───── Provided information
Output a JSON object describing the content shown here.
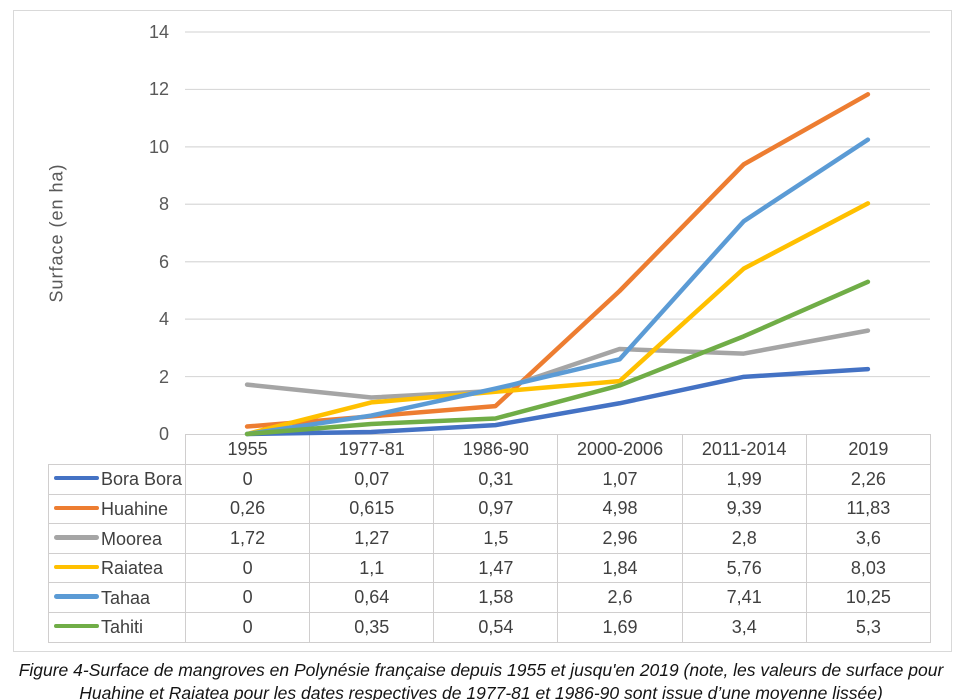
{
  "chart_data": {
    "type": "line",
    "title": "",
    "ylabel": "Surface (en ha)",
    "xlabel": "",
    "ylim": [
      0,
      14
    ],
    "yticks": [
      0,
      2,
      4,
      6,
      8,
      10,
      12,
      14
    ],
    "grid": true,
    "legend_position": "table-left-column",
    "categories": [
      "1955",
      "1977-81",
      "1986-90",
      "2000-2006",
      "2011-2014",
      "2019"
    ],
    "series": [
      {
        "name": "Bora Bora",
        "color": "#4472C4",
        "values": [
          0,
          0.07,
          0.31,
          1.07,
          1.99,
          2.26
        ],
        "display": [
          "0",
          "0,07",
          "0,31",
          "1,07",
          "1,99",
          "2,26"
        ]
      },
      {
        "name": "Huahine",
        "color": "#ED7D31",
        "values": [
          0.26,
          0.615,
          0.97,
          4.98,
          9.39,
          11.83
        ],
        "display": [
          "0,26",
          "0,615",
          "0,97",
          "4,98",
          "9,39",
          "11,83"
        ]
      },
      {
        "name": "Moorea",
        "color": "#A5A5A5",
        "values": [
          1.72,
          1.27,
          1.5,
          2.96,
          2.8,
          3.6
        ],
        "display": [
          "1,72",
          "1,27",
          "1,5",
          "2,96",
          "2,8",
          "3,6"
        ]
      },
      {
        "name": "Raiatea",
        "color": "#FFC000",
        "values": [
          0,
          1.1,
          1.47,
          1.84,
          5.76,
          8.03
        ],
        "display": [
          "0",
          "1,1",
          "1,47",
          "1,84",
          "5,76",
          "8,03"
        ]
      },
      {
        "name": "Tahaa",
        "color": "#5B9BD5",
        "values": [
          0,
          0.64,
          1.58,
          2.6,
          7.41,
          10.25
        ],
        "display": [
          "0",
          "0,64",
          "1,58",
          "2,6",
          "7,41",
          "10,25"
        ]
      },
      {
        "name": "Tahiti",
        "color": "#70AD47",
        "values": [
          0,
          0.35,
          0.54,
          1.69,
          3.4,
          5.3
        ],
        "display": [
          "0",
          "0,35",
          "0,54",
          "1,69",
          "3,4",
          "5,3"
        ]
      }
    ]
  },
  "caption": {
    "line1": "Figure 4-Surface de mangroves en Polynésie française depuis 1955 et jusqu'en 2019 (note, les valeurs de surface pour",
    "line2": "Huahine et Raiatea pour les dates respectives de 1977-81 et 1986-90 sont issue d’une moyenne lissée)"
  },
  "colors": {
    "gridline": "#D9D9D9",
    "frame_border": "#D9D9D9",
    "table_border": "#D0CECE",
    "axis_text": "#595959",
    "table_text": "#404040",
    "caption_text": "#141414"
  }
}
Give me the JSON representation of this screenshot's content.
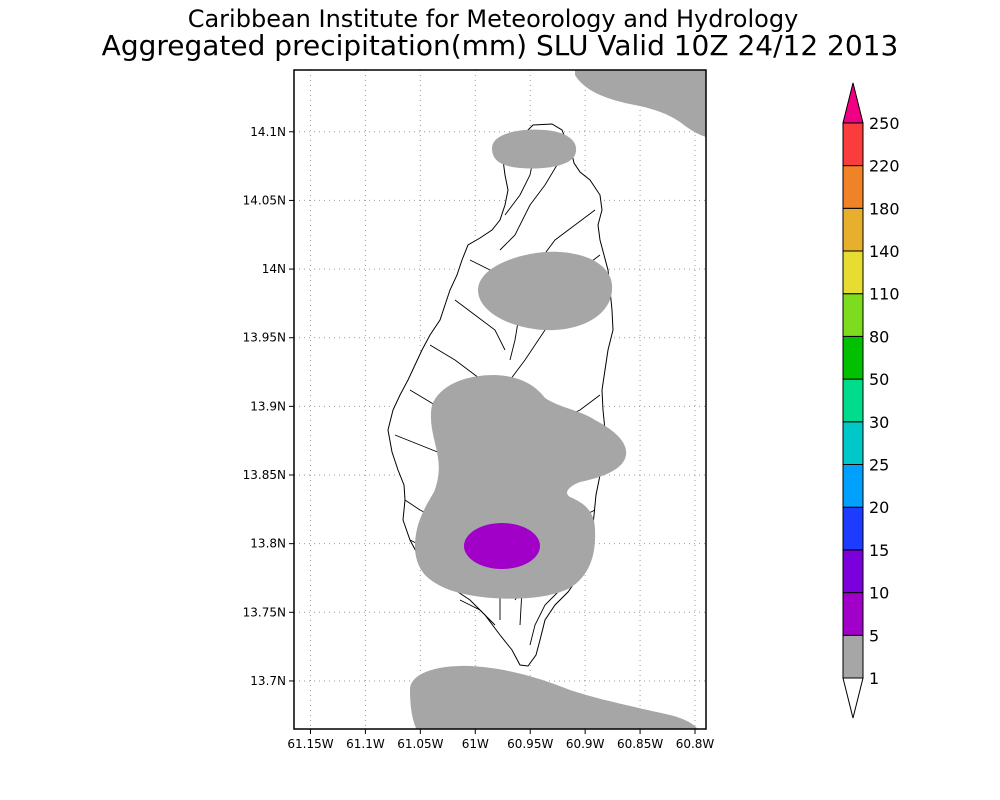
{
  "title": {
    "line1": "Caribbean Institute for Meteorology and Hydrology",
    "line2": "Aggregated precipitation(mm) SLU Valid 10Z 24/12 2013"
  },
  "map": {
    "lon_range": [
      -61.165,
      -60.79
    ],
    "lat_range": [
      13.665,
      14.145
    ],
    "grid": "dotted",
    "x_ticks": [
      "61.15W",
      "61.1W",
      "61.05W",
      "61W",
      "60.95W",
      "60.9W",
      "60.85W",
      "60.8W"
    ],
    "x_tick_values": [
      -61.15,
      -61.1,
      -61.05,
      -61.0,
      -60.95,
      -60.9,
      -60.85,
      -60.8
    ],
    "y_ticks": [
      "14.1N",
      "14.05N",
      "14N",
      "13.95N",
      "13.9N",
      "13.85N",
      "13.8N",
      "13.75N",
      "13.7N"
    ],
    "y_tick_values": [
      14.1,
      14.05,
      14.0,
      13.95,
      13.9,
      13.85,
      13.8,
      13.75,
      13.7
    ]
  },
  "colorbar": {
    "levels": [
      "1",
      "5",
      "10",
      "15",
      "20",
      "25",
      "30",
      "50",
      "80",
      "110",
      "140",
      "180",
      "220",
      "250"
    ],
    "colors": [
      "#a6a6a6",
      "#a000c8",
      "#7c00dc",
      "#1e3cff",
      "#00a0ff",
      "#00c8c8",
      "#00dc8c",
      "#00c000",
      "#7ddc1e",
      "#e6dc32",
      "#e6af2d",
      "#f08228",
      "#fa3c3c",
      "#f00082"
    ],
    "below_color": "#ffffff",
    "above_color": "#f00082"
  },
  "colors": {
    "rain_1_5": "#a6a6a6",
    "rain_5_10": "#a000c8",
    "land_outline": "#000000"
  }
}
──────────
Give the number of lines in the records that contain the string "Raiatea", and nothing besides.

• Task result
2